> **Exercise brief**
For each line below that includes the word "Berlin", make a copy.

Data records:
=-=-=-=-=

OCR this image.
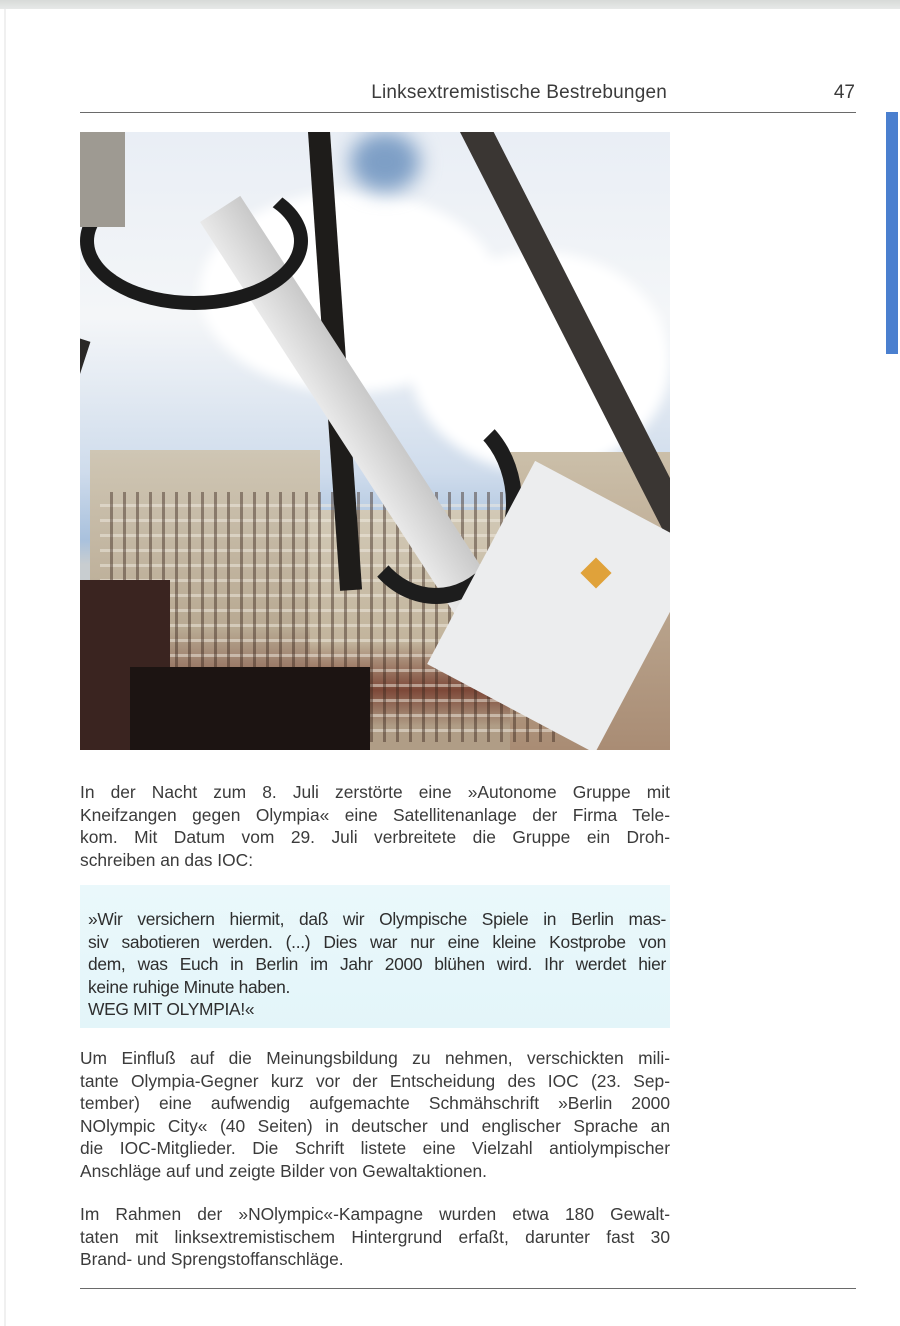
Linksextremistische Bestrebungen	47
In der Nacht zum 8. Juli zerstörte eine »Autonome Gruppe mit
Kneifzangen gegen Olympia« eine Satellitenanlage der Firma Tele-
kom. Mit Datum vom 29. Juli verbreitete die Gruppe ein Droh-
schreiben an das IOC:
»Wir versichern hiermit, daß wir Olympische Spiele in Berlin mas-
siv sabotieren werden. (...) Dies war nur eine kleine Kostprobe von
dem, was Euch in Berlin im Jahr 2000 blühen wird. Ihr werdet hier
keine ruhige Minute haben.
WEG MIT OLYMPIA!«
Um Einfluß auf die Meinungsbildung zu nehmen, verschickten mili-
tante Olympia-Gegner kurz vor der Entscheidung des IOC (23. Sep-
tember) eine aufwendig aufgemachte Schmähschrift »Berlin 2000
NOlympic City« (40 Seiten) in deutscher und englischer Sprache an
die IOC-Mitglieder. Die Schrift listete eine Vielzahl antiolympischer
Anschläge auf und zeigte Bilder von Gewaltaktionen.
Im Rahmen der »NOlympic«-Kampagne wurden etwa 180 Gewalt-
taten mit linksextremistischem Hintergrund erfaßt, darunter fast 30
Brand- und Sprengstoffanschläge.
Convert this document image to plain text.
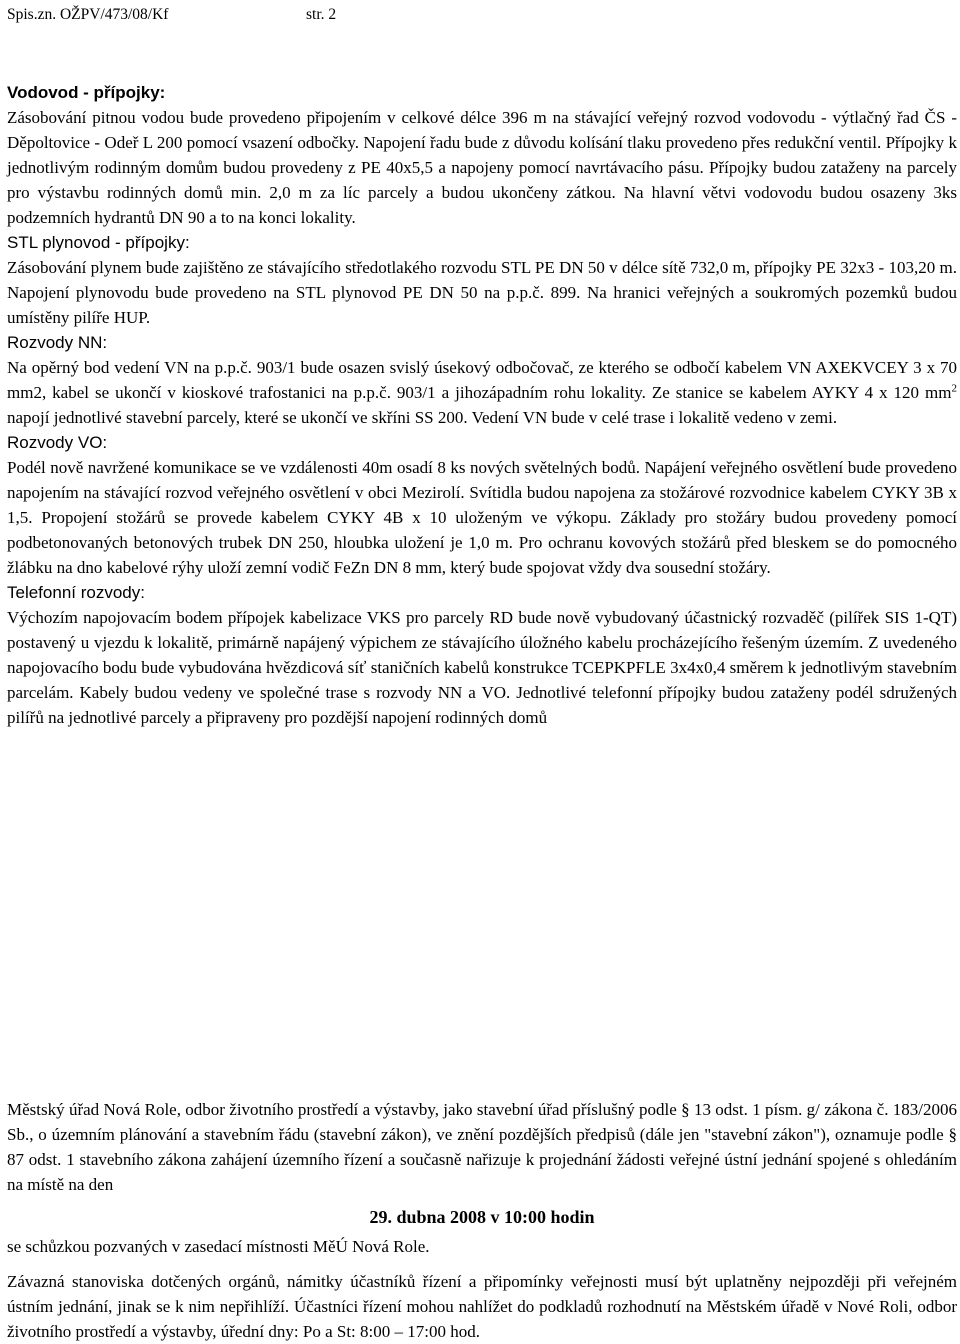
Spis.zn. OŽPV/473/08/Kf	str. 2

Vodovod - přípojky:

Zásobování pitnou vodou bude provedeno připojením v celkové délce 396 m na stávající veřejný rozvod vodovodu - výtlačný řad ČS - Děpoltovice - Odeř L 200 pomocí vsazení odbočky. Napojení řadu bude z důvodu kolísání tlaku provedeno přes redukční ventil. Přípojky k jednotlivým rodinným domům budou provedeny z PE 40x5,5 a napojeny pomocí navrtávacího pásu. Přípojky budou zataženy na parcely pro výstavbu rodinných domů min. 2,0 m za líc parcely a budou ukončeny zátkou. Na hlavní větvi vodovodu budou osazeny 3ks podzemních hydrantů DN 90 a to na konci lokality.

STL plynovod - přípojky:

Zásobování plynem bude zajištěno ze stávajícího středotlakého rozvodu STL PE DN 50 v délce sítě 732,0 m, přípojky PE 32x3 - 103,20 m. Napojení plynovodu bude provedeno na STL plynovod PE DN 50 na p.p.č. 899. Na hranici veřejných a soukromých pozemků budou umístěny pilíře HUP.

Rozvody NN:

Na opěrný bod vedení VN na p.p.č. 903/1 bude osazen svislý úsekový odbočovač, ze kterého se odbočí kabelem VN AXEKVCEY 3 x 70 mm2, kabel se ukončí v kioskové trafostanici na p.p.č. 903/1 a jihozápadním rohu lokality. Ze stanice se kabelem AYKY 4 x 120 $mm^2$ napojí jednotlivé stavební parcely, které se ukončí ve skříni SS 200. Vedení VN bude v celé trase i lokalitě vedeno v zemi.

Rozvody VO:

Podél nově navržené komunikace se ve vzdálenosti 40m osadí 8 ks nových světelných bodů. Napájení veřejného osvětlení bude provedeno napojením na stávající rozvod veřejného osvětlení v obci Mezirolí. Svítidla budou napojena za stožárové rozvodnice kabelem CYKY 3B x 1,5. Propojení stožárů se provede kabelem CYKY 4B x 10 uloženým ve výkopu. Základy pro stožáry budou provedeny pomocí podbetonovaných betonových trubek DN 250, hloubka uložení je 1,0 m. Pro ochranu kovových stožárů před bleskem se do pomocného žlábku na dno kabelové rýhy uloží zemní vodič FeZn DN 8 mm, který bude spojovat vždy dva sousední stožáry.

Telefonní rozvody:

Výchozím napojovacím bodem přípojek kabelizace VKS pro parcely RD bude nově vybudovaný účastnický rozvaděč (pilířek SIS 1-QT) postavený u vjezdu k lokalitě, primárně napájený výpichem ze stávajícího úložného kabelu procházejícího řešeným územím. Z uvedeného napojovacího bodu bude vybudována hvězdicová síť staničních kabelů konstrukce TCEPKPFLE 3x4x0,4 směrem k jednotlivým stavebním parcelám. Kabely budou vedeny ve společné trase s rozvody NN a VO. Jednotlivé telefonní přípojky budou zataženy podél sdružených pilířů na jednotlivé parcely a připraveny pro pozdější napojení rodinných domů

Městský úřad Nová Role, odbor životního prostředí a výstavby, jako stavební úřad příslušný podle § 13 odst. 1 písm. g/ zákona č. 183/2006 Sb., o územním plánování a stavebním řádu (stavební zákon), ve znění pozdějších předpisů (dále jen "stavební zákon"), oznamuje podle § 87 odst. 1 stavebního zákona zahájení územního řízení a současně nařizuje k projednání žádosti veřejné ústní jednání spojené s ohledáním na místě na den

29. dubna 2008 v 10:00 hodin

se schůzkou pozvaných v zasedací místnosti MěÚ Nová Role.

Závazná stanoviska dotčených orgánů, námitky účastníků řízení a připomínky veřejnosti musí být uplatněny nejpozději při veřejném ústním jednání, jinak se k nim nepřihlíží. Účastníci řízení mohou nahlížet do podkladů rozhodnutí na Městském úřadě v Nové Roli, odbor životního prostředí a výstavby, úřední dny: Po a St: 8:00 – 17:00 hod.
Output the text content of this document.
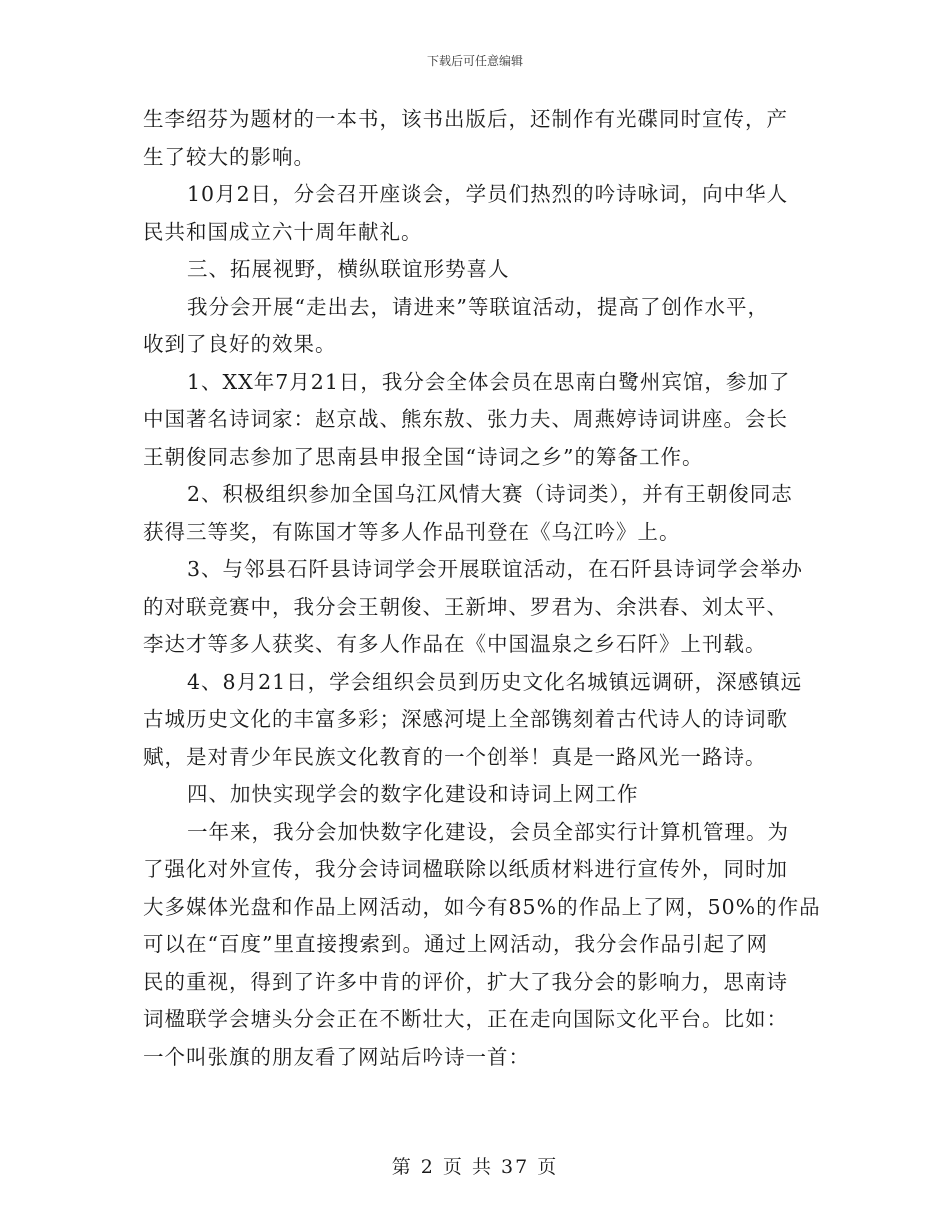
下载后可任意编辑
生李绍芬为题材的一本书，该书出版后，还制作有光碟同时宣传，产
生了较大的影响。
10月2日，分会召开座谈会，学员们热烈的吟诗咏词，向中华人
民共和国成立六十周年献礼。
三、拓展视野，横纵联谊形势喜人
我分会开展“走出去，请进来”等联谊活动，提高了创作水平，
收到了良好的效果。
1、XX年7月21日，我分会全体会员在思南白鹭州宾馆，参加了
中国著名诗词家：赵京战、熊东敖、张力夫、周燕婷诗词讲座。会长
王朝俊同志参加了思南县申报全国“诗词之乡”的筹备工作。
2、积极组织参加全国乌江风情大赛（诗词类），并有王朝俊同志
获得三等奖，有陈国才等多人作品刊登在《乌江吟》上。
3、与邻县石阡县诗词学会开展联谊活动，在石阡县诗词学会举办
的对联竞赛中，我分会王朝俊、王新坤、罗君为、余洪春、刘太平、
李达才等多人获奖、有多人作品在《中国温泉之乡石阡》上刊载。
4、8月21日，学会组织会员到历史文化名城镇远调研，深感镇远
古城历史文化的丰富多彩；深感河堤上全部镌刻着古代诗人的诗词歌
赋，是对青少年民族文化教育的一个创举！真是一路风光一路诗。
四、加快实现学会的数字化建设和诗词上网工作
一年来，我分会加快数字化建设，会员全部实行计算机管理。为
了强化对外宣传，我分会诗词楹联除以纸质材料进行宣传外，同时加
大多媒体光盘和作品上网活动，如今有85%的作品上了网，50%的作品
可以在“百度”里直接搜索到。通过上网活动，我分会作品引起了网
民的重视，得到了许多中肯的评价，扩大了我分会的影响力，思南诗
词楹联学会塘头分会正在不断壮大，正在走向国际文化平台。比如：
一个叫张旗的朋友看了网站后吟诗一首：
第 2 页 共 37 页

=-=-=-=-=

> **Task answer**
»Wir versichern hiermit, daß wir Olympische Spiele in Berlin mas-
dem, was Euch in Berlin im Jahr 2000 blühen wird. Ihr werdet hier
tember) eine aufwendig aufgemachte Schmähschrift »Berlin 2000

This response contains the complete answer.